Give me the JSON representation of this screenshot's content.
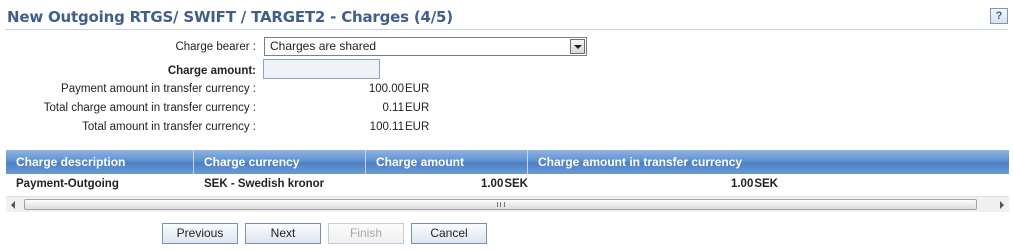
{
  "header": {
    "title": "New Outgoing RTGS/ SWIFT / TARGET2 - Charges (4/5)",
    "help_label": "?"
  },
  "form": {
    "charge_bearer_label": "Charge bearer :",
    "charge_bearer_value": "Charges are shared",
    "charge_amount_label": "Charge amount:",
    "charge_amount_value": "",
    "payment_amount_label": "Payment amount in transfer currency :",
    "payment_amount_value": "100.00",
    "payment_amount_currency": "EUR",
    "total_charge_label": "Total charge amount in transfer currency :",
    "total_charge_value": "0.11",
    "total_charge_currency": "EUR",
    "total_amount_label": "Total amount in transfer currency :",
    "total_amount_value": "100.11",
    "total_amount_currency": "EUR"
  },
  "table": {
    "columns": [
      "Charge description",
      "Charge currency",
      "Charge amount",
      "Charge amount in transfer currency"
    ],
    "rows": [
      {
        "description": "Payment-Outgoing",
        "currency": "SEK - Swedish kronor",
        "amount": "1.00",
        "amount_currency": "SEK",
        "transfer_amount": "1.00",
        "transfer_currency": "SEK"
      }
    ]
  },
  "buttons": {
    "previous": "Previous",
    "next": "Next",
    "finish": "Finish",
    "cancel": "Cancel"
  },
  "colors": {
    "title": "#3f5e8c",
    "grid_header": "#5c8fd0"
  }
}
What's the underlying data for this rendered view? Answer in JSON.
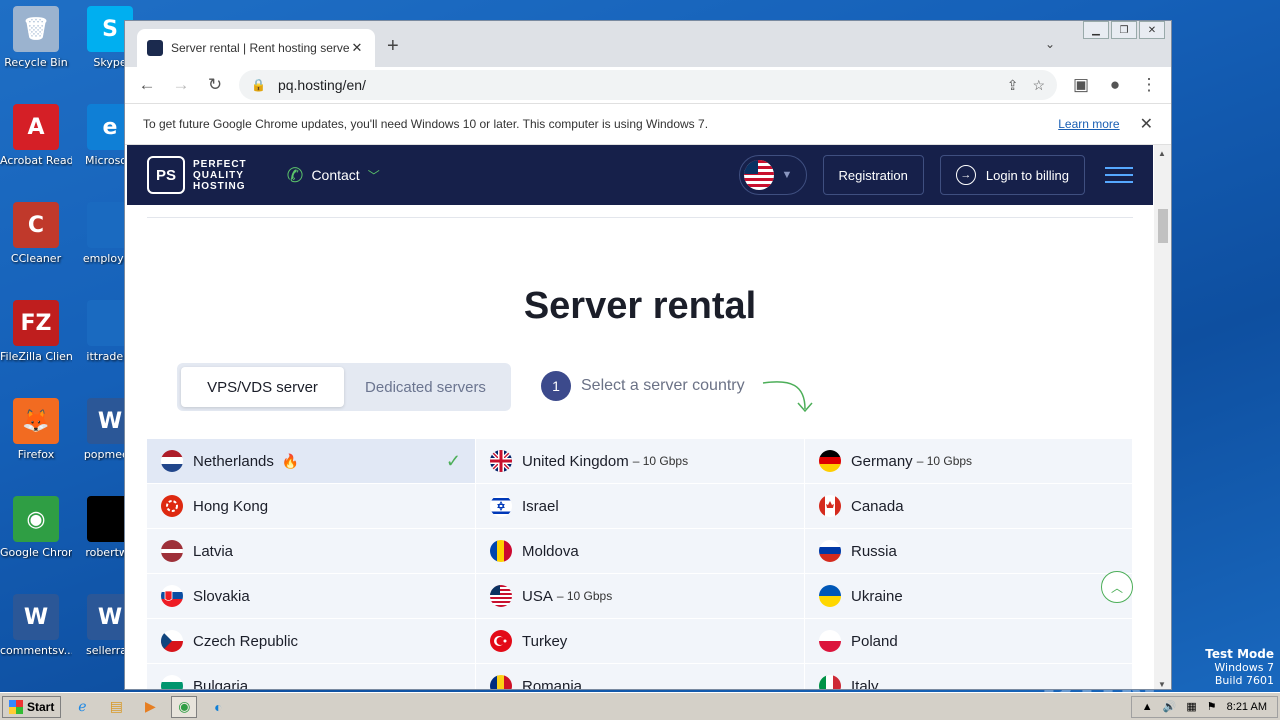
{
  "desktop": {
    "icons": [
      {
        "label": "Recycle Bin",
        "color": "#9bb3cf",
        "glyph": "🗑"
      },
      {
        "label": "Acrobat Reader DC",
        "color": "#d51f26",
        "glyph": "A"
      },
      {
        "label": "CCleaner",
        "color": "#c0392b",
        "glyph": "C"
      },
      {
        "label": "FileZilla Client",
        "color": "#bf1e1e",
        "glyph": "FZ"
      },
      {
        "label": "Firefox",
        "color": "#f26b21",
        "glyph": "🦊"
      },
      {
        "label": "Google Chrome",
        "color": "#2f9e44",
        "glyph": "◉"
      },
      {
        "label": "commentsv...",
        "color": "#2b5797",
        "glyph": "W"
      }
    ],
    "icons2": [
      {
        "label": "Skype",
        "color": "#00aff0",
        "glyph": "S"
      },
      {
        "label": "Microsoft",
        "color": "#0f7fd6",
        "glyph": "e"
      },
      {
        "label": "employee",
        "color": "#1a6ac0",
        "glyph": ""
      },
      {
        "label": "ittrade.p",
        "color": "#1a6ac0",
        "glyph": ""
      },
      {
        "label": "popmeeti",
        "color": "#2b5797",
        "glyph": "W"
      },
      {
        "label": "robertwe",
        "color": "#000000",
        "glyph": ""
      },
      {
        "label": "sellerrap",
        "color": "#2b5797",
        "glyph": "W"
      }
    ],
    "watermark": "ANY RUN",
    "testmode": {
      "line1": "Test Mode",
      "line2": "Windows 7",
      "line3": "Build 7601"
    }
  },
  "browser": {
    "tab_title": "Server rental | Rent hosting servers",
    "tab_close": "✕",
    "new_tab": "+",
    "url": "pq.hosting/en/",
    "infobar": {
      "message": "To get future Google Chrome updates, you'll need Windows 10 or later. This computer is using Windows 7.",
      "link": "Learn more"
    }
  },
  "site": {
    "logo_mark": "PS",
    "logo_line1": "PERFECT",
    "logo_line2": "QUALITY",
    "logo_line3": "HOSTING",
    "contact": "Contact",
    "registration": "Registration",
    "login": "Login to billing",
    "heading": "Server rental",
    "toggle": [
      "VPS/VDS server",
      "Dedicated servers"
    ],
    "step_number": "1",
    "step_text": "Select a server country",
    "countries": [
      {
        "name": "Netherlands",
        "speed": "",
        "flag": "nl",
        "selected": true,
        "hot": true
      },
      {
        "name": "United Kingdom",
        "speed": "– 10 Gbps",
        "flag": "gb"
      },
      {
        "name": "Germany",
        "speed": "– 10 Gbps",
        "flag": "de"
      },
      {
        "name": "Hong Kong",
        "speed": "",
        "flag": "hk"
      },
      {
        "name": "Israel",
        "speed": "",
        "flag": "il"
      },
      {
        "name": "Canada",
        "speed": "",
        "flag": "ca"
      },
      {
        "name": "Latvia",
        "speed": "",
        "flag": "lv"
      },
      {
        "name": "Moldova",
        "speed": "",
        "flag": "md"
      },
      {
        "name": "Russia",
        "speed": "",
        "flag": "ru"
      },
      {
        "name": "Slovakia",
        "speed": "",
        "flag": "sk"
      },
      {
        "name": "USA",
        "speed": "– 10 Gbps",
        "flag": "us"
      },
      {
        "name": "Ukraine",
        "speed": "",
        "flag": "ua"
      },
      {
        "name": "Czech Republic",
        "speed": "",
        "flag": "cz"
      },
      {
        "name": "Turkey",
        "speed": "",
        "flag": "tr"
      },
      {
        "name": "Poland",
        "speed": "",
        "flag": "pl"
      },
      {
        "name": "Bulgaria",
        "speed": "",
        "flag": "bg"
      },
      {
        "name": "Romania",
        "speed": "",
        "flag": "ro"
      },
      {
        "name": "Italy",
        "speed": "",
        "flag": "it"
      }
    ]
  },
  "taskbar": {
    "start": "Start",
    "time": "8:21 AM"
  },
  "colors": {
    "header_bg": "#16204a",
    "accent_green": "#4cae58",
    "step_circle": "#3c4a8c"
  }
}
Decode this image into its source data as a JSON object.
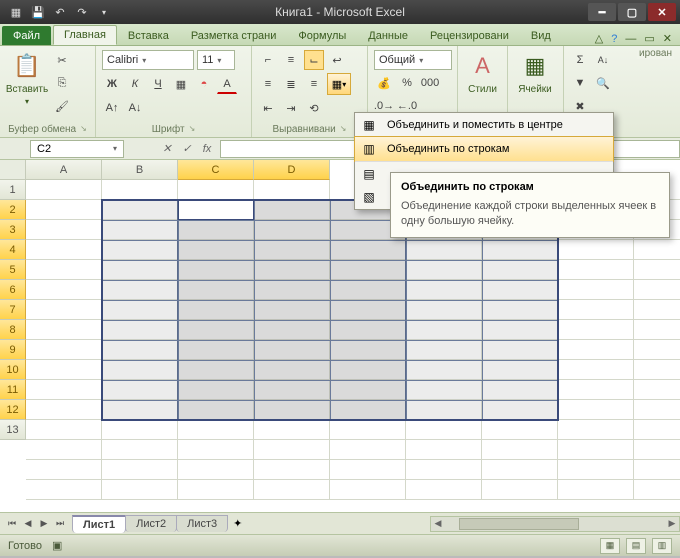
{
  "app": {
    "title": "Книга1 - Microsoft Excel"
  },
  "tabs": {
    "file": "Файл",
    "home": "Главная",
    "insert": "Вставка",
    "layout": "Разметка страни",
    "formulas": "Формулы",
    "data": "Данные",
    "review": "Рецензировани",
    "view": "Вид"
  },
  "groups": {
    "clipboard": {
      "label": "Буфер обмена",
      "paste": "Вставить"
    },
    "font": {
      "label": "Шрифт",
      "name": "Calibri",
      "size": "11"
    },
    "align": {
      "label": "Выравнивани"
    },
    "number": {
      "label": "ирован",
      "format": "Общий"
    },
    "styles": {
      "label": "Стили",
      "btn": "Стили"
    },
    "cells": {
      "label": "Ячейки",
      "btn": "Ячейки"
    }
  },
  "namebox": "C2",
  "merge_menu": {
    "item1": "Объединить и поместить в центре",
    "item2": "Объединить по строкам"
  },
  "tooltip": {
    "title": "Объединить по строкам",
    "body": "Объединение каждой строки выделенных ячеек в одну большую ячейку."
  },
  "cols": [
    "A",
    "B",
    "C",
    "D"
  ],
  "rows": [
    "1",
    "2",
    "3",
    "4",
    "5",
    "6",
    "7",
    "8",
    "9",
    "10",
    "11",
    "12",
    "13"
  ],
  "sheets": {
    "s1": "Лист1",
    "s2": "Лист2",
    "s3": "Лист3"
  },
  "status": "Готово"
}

_OBJECTIVE_. Copy each line in full and exactly, omitting any picture.

_THE RESULT_.
Give me the JSON representation of this screenshot's content.
{
  "header": {
    "title": "New Outgoing RTGS/ SWIFT / TARGET2 - Charges (4/5)",
    "help_label": "?"
  },
  "form": {
    "charge_bearer_label": "Charge bearer :",
    "charge_bearer_value": "Charges are shared",
    "charge_amount_label": "Charge amount:",
    "charge_amount_value": "",
    "payment_amount_label": "Payment amount in transfer currency :",
    "payment_amount_value": "100.00",
    "payment_amount_currency": "EUR",
    "total_charge_label": "Total charge amount in transfer currency :",
    "total_charge_value": "0.11",
    "total_charge_currency": "EUR",
    "total_amount_label": "Total amount in transfer currency :",
    "total_amount_value": "100.11",
    "total_amount_currency": "EUR"
  },
  "table": {
    "columns": [
      "Charge description",
      "Charge currency",
      "Charge amount",
      "Charge amount in transfer currency"
    ],
    "rows": [
      {
        "description": "Payment-Outgoing",
        "currency": "SEK - Swedish kronor",
        "amount": "1.00",
        "amount_currency": "SEK",
        "transfer_amount": "1.00",
        "transfer_currency": "SEK"
      }
    ]
  },
  "buttons": {
    "previous": "Previous",
    "next": "Next",
    "finish": "Finish",
    "cancel": "Cancel"
  },
  "colors": {
    "title": "#3f5e8c",
    "grid_header": "#5c8fd0"
  }
}
What's the underlying data for this rendered view? Answer in JSON.
{
  "desktop": {
    "icons": [
      {
        "label": "Recycle Bin",
        "color": "#9bb3cf",
        "glyph": "🗑"
      },
      {
        "label": "Acrobat Reader DC",
        "color": "#d51f26",
        "glyph": "A"
      },
      {
        "label": "CCleaner",
        "color": "#c0392b",
        "glyph": "C"
      },
      {
        "label": "FileZilla Client",
        "color": "#bf1e1e",
        "glyph": "FZ"
      },
      {
        "label": "Firefox",
        "color": "#f26b21",
        "glyph": "🦊"
      },
      {
        "label": "Google Chrome",
        "color": "#2f9e44",
        "glyph": "◉"
      },
      {
        "label": "commentsv...",
        "color": "#2b5797",
        "glyph": "W"
      }
    ],
    "icons2": [
      {
        "label": "Skype",
        "color": "#00aff0",
        "glyph": "S"
      },
      {
        "label": "Microsoft",
        "color": "#0f7fd6",
        "glyph": "e"
      },
      {
        "label": "employee",
        "color": "#1a6ac0",
        "glyph": ""
      },
      {
        "label": "ittrade.p",
        "color": "#1a6ac0",
        "glyph": ""
      },
      {
        "label": "popmeeti",
        "color": "#2b5797",
        "glyph": "W"
      },
      {
        "label": "robertwe",
        "color": "#000000",
        "glyph": ""
      },
      {
        "label": "sellerrap",
        "color": "#2b5797",
        "glyph": "W"
      }
    ],
    "watermark": "ANY RUN",
    "testmode": {
      "line1": "Test Mode",
      "line2": "Windows 7",
      "line3": "Build 7601"
    }
  },
  "browser": {
    "tab_title": "Server rental | Rent hosting servers",
    "tab_close": "✕",
    "new_tab": "+",
    "url": "pq.hosting/en/",
    "infobar": {
      "message": "To get future Google Chrome updates, you'll need Windows 10 or later. This computer is using Windows 7.",
      "link": "Learn more"
    }
  },
  "site": {
    "logo_mark": "PS",
    "logo_line1": "PERFECT",
    "logo_line2": "QUALITY",
    "logo_line3": "HOSTING",
    "contact": "Contact",
    "registration": "Registration",
    "login": "Login to billing",
    "heading": "Server rental",
    "toggle": [
      "VPS/VDS server",
      "Dedicated servers"
    ],
    "step_number": "1",
    "step_text": "Select a server country",
    "countries": [
      {
        "name": "Netherlands",
        "speed": "",
        "flag": "nl",
        "selected": true,
        "hot": true
      },
      {
        "name": "United Kingdom",
        "speed": "– 10 Gbps",
        "flag": "gb"
      },
      {
        "name": "Germany",
        "speed": "– 10 Gbps",
        "flag": "de"
      },
      {
        "name": "Hong Kong",
        "speed": "",
        "flag": "hk"
      },
      {
        "name": "Israel",
        "speed": "",
        "flag": "il"
      },
      {
        "name": "Canada",
        "speed": "",
        "flag": "ca"
      },
      {
        "name": "Latvia",
        "speed": "",
        "flag": "lv"
      },
      {
        "name": "Moldova",
        "speed": "",
        "flag": "md"
      },
      {
        "name": "Russia",
        "speed": "",
        "flag": "ru"
      },
      {
        "name": "Slovakia",
        "speed": "",
        "flag": "sk"
      },
      {
        "name": "USA",
        "speed": "– 10 Gbps",
        "flag": "us"
      },
      {
        "name": "Ukraine",
        "speed": "",
        "flag": "ua"
      },
      {
        "name": "Czech Republic",
        "speed": "",
        "flag": "cz"
      },
      {
        "name": "Turkey",
        "speed": "",
        "flag": "tr"
      },
      {
        "name": "Poland",
        "speed": "",
        "flag": "pl"
      },
      {
        "name": "Bulgaria",
        "speed": "",
        "flag": "bg"
      },
      {
        "name": "Romania",
        "speed": "",
        "flag": "ro"
      },
      {
        "name": "Italy",
        "speed": "",
        "flag": "it"
      }
    ]
  },
  "taskbar": {
    "start": "Start",
    "time": "8:21 AM"
  },
  "colors": {
    "header_bg": "#16204a",
    "accent_green": "#4cae58",
    "step_circle": "#3c4a8c"
  }
}
Decode this image into its source data as a JSON object.
{
  "app": {
    "title": "Книга1 - Microsoft Excel"
  },
  "tabs": {
    "file": "Файл",
    "home": "Главная",
    "insert": "Вставка",
    "layout": "Разметка страни",
    "formulas": "Формулы",
    "data": "Данные",
    "review": "Рецензировани",
    "view": "Вид"
  },
  "groups": {
    "clipboard": {
      "label": "Буфер обмена",
      "paste": "Вставить"
    },
    "font": {
      "label": "Шрифт",
      "name": "Calibri",
      "size": "11"
    },
    "align": {
      "label": "Выравнивани"
    },
    "number": {
      "label": "ирован",
      "format": "Общий"
    },
    "styles": {
      "label": "Стили",
      "btn": "Стили"
    },
    "cells": {
      "label": "Ячейки",
      "btn": "Ячейки"
    }
  },
  "namebox": "C2",
  "merge_menu": {
    "item1": "Объединить и поместить в центре",
    "item2": "Объединить по строкам"
  },
  "tooltip": {
    "title": "Объединить по строкам",
    "body": "Объединение каждой строки выделенных ячеек в одну большую ячейку."
  },
  "cols": [
    "A",
    "B",
    "C",
    "D"
  ],
  "rows": [
    "1",
    "2",
    "3",
    "4",
    "5",
    "6",
    "7",
    "8",
    "9",
    "10",
    "11",
    "12",
    "13"
  ],
  "sheets": {
    "s1": "Лист1",
    "s2": "Лист2",
    "s3": "Лист3"
  },
  "status": "Готово"
}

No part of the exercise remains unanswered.